* [Your task]:
What follows is a set of entries. Give them again exactly, without the pictures.

BEGIN

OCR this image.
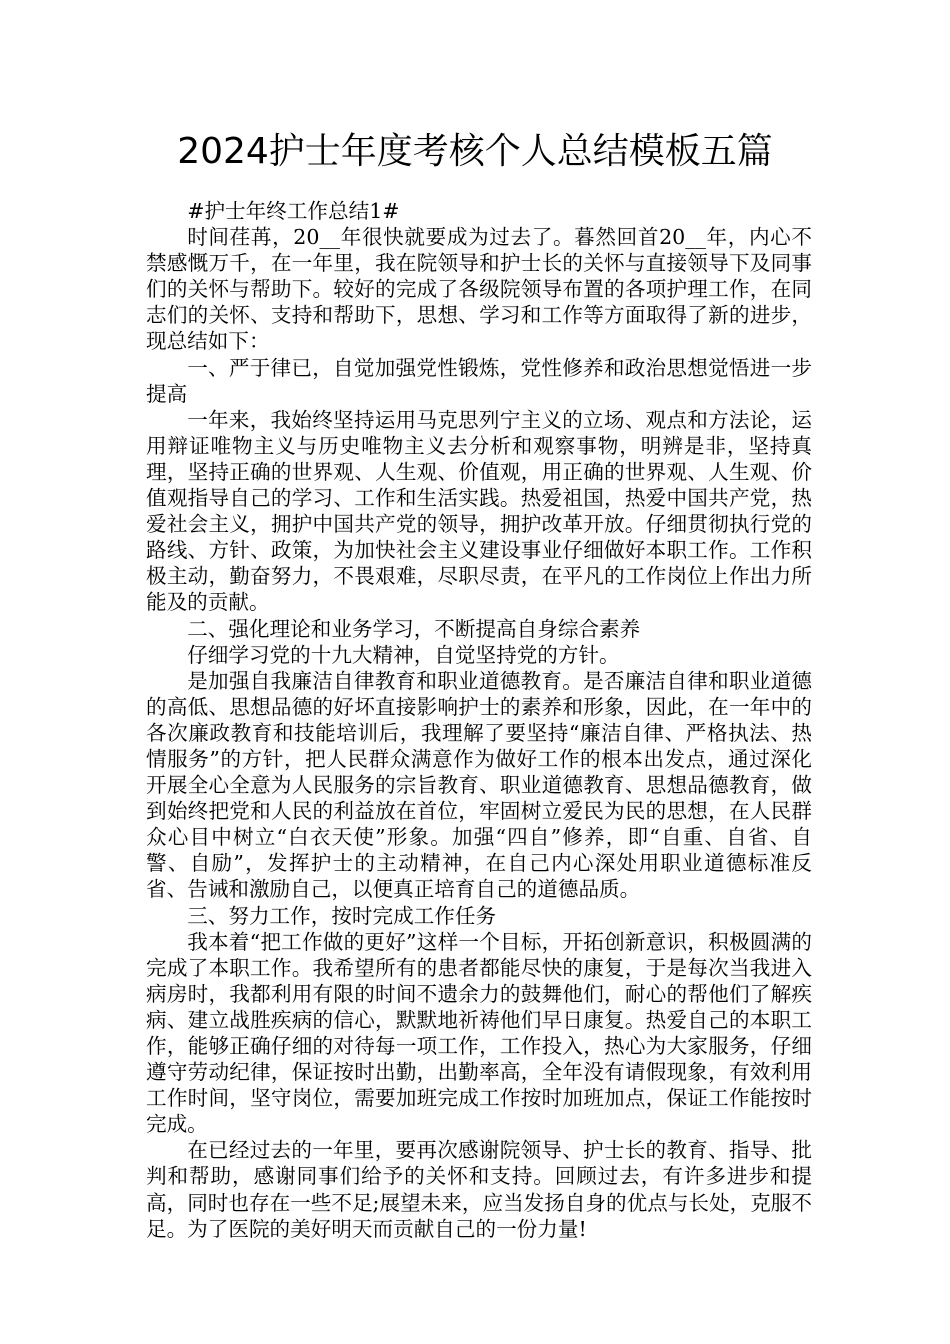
2024护士年度考核个人总结模板五篇

#护士年终工作总结1#

时间荏苒，20__年很快就要成为过去了。暮然回首20__年，内心不禁感慨万千，在一年里，我在院领导和护士长的关怀与直接领导下及同事们的关怀与帮助下。较好的完成了各级院领导布置的各项护理工作，在同志们的关怀、支持和帮助下，思想、学习和工作等方面取得了新的进步，现总结如下：

一、严于律已，自觉加强党性锻炼，党性修养和政治思想觉悟进一步提高

一年来，我始终坚持运用马克思列宁主义的立场、观点和方法论，运用辩证唯物主义与历史唯物主义去分析和观察事物，明辨是非，坚持真理，坚持正确的世界观、人生观、价值观，用正确的世界观、人生观、价值观指导自己的学习、工作和生活实践。热爱祖国，热爱中国共产党，热爱社会主义，拥护中国共产党的领导，拥护改革开放。仔细贯彻执行党的路线、方针、政策，为加快社会主义建设事业仔细做好本职工作。工作积极主动，勤奋努力，不畏艰难，尽职尽责，在平凡的工作岗位上作出力所能及的贡献。

二、强化理论和业务学习，不断提高自身综合素养

仔细学习党的十九大精神，自觉坚持党的方针。

是加强自我廉洁自律教育和职业道德教育。是否廉洁自律和职业道德的高低、思想品德的好坏直接影响护士的素养和形象，因此，在一年中的各次廉政教育和技能培训后，我理解了要坚持“廉洁自律、严格执法、热情服务”的方针，把人民群众满意作为做好工作的根本出发点，通过深化开展全心全意为人民服务的宗旨教育、职业道德教育、思想品德教育，做到始终把党和人民的利益放在首位，牢固树立爱民为民的思想，在人民群众心目中树立“白衣天使”形象。加强“四自”修养，即“自重、自省、自警、自励”，发挥护士的主动精神，在自己内心深处用职业道德标准反省、告诫和激励自己，以便真正培育自己的道德品质。

三、努力工作，按时完成工作任务

我本着“把工作做的更好”这样一个目标，开拓创新意识，积极圆满的完成了本职工作。我希望所有的患者都能尽快的康复，于是每次当我进入病房时，我都利用有限的时间不遗余力的鼓舞他们，耐心的帮他们了解疾病、建立战胜疾病的信心，默默地祈祷他们早日康复。热爱自己的本职工作，能够正确仔细的对待每一项工作，工作投入，热心为大家服务，仔细遵守劳动纪律，保证按时出勤，出勤率高，全年没有请假现象，有效利用工作时间，坚守岗位，需要加班完成工作按时加班加点，保证工作能按时完成。

在已经过去的一年里，要再次感谢院领导、护士长的教育、指导、批判和帮助，感谢同事们给予的关怀和支持。回顾过去，有许多进步和提高，同时也存在一些不足;展望未来，应当发扬自身的优点与长处，克服不足。为了医院的美好明天而贡献自己的一份力量!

END

* [Written response]:
OCR this image.
2024护士年度考核个人总结模板五篇

#护士年终工作总结1#

时间荏苒，20__年很快就要成为过去了。暮然回首20__年，内心不禁感慨万千，在一年里，我在院领导和护士长的关怀与直接领导下及同事们的关怀与帮助下。较好的完成了各级院领导布置的各项护理工作，在同志们的关怀、支持和帮助下，思想、学习和工作等方面取得了新的进步，现总结如下：

一、严于律已，自觉加强党性锻炼，党性修养和政治思想觉悟进一步提高

一年来，我始终坚持运用马克思列宁主义的立场、观点和方法论，运用辩证唯物主义与历史唯物主义去分析和观察事物，明辨是非，坚持真理，坚持正确的世界观、人生观、价值观，用正确的世界观、人生观、价值观指导自己的学习、工作和生活实践。热爱祖国，热爱中国共产党，热爱社会主义，拥护中国共产党的领导，拥护改革开放。仔细贯彻执行党的路线、方针、政策，为加快社会主义建设事业仔细做好本职工作。工作积极主动，勤奋努力，不畏艰难，尽职尽责，在平凡的工作岗位上作出力所能及的贡献。

二、强化理论和业务学习，不断提高自身综合素养

仔细学习党的十九大精神，自觉坚持党的方针。

是加强自我廉洁自律教育和职业道德教育。是否廉洁自律和职业道德的高低、思想品德的好坏直接影响护士的素养和形象，因此，在一年中的各次廉政教育和技能培训后，我理解了要坚持“廉洁自律、严格执法、热情服务”的方针，把人民群众满意作为做好工作的根本出发点，通过深化开展全心全意为人民服务的宗旨教育、职业道德教育、思想品德教育，做到始终把党和人民的利益放在首位，牢固树立爱民为民的思想，在人民群众心目中树立“白衣天使”形象。加强“四自”修养，即“自重、自省、自警、自励”，发挥护士的主动精神，在自己内心深处用职业道德标准反省、告诫和激励自己，以便真正培育自己的道德品质。

三、努力工作，按时完成工作任务

我本着“把工作做的更好”这样一个目标，开拓创新意识，积极圆满的完成了本职工作。我希望所有的患者都能尽快的康复，于是每次当我进入病房时，我都利用有限的时间不遗余力的鼓舞他们，耐心的帮他们了解疾病、建立战胜疾病的信心，默默地祈祷他们早日康复。热爱自己的本职工作，能够正确仔细的对待每一项工作，工作投入，热心为大家服务，仔细遵守劳动纪律，保证按时出勤，出勤率高，全年没有请假现象，有效利用工作时间，坚守岗位，需要加班完成工作按时加班加点，保证工作能按时完成。

在已经过去的一年里，要再次感谢院领导、护士长的教育、指导、批判和帮助，感谢同事们给予的关怀和支持。回顾过去，有许多进步和提高，同时也存在一些不足;展望未来，应当发扬自身的优点与长处，克服不足。为了医院的美好明天而贡献自己的一份力量!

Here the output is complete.